(Data listing)

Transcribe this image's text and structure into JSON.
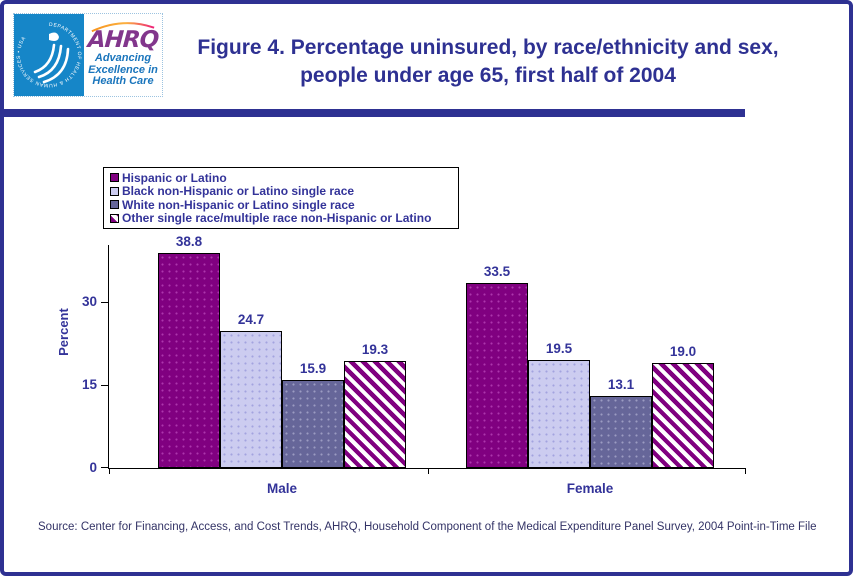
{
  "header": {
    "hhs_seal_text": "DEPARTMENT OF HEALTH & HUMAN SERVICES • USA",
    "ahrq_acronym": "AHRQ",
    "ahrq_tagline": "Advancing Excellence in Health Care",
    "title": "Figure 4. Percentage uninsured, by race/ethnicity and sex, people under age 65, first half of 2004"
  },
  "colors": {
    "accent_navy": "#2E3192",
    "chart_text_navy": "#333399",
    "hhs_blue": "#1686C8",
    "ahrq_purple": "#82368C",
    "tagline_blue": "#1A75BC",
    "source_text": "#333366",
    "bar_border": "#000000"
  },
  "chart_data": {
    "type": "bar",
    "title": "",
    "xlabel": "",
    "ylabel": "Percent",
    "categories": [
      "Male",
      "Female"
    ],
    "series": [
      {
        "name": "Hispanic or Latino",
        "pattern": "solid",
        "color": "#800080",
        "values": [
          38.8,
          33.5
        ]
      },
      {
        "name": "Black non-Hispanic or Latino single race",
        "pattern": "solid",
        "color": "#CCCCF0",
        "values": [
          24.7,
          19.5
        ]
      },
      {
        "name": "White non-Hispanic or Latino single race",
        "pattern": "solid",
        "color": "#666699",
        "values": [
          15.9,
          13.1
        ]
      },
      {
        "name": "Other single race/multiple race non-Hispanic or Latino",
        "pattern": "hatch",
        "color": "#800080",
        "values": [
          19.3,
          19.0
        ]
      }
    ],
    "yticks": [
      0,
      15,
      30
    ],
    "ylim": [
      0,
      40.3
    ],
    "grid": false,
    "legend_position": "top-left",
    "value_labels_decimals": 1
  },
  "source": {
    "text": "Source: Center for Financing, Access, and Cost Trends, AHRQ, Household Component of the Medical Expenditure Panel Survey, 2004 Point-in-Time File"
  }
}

WHAT IS ASKED: Pictures in the records above should not be copied. Repeat everything else exactly.

TASK OUTPUT:
Transcribe this image's text and structure into JSON.
{
  "header": {
    "hhs_seal_text": "DEPARTMENT OF HEALTH & HUMAN SERVICES • USA",
    "ahrq_acronym": "AHRQ",
    "ahrq_tagline": "Advancing Excellence in Health Care",
    "title": "Figure 4. Percentage uninsured, by race/ethnicity and sex, people under age 65, first half of 2004"
  },
  "colors": {
    "accent_navy": "#2E3192",
    "chart_text_navy": "#333399",
    "hhs_blue": "#1686C8",
    "ahrq_purple": "#82368C",
    "tagline_blue": "#1A75BC",
    "source_text": "#333366",
    "bar_border": "#000000"
  },
  "chart_data": {
    "type": "bar",
    "title": "",
    "xlabel": "",
    "ylabel": "Percent",
    "categories": [
      "Male",
      "Female"
    ],
    "series": [
      {
        "name": "Hispanic or Latino",
        "pattern": "solid",
        "color": "#800080",
        "values": [
          38.8,
          33.5
        ]
      },
      {
        "name": "Black non-Hispanic or Latino single race",
        "pattern": "solid",
        "color": "#CCCCF0",
        "values": [
          24.7,
          19.5
        ]
      },
      {
        "name": "White non-Hispanic or Latino single race",
        "pattern": "solid",
        "color": "#666699",
        "values": [
          15.9,
          13.1
        ]
      },
      {
        "name": "Other single race/multiple race non-Hispanic or Latino",
        "pattern": "hatch",
        "color": "#800080",
        "values": [
          19.3,
          19.0
        ]
      }
    ],
    "yticks": [
      0,
      15,
      30
    ],
    "ylim": [
      0,
      40.3
    ],
    "grid": false,
    "legend_position": "top-left",
    "value_labels_decimals": 1
  },
  "source": {
    "text": "Source: Center for Financing, Access, and Cost Trends, AHRQ, Household Component of the Medical Expenditure Panel Survey, 2004 Point-in-Time File"
  }
}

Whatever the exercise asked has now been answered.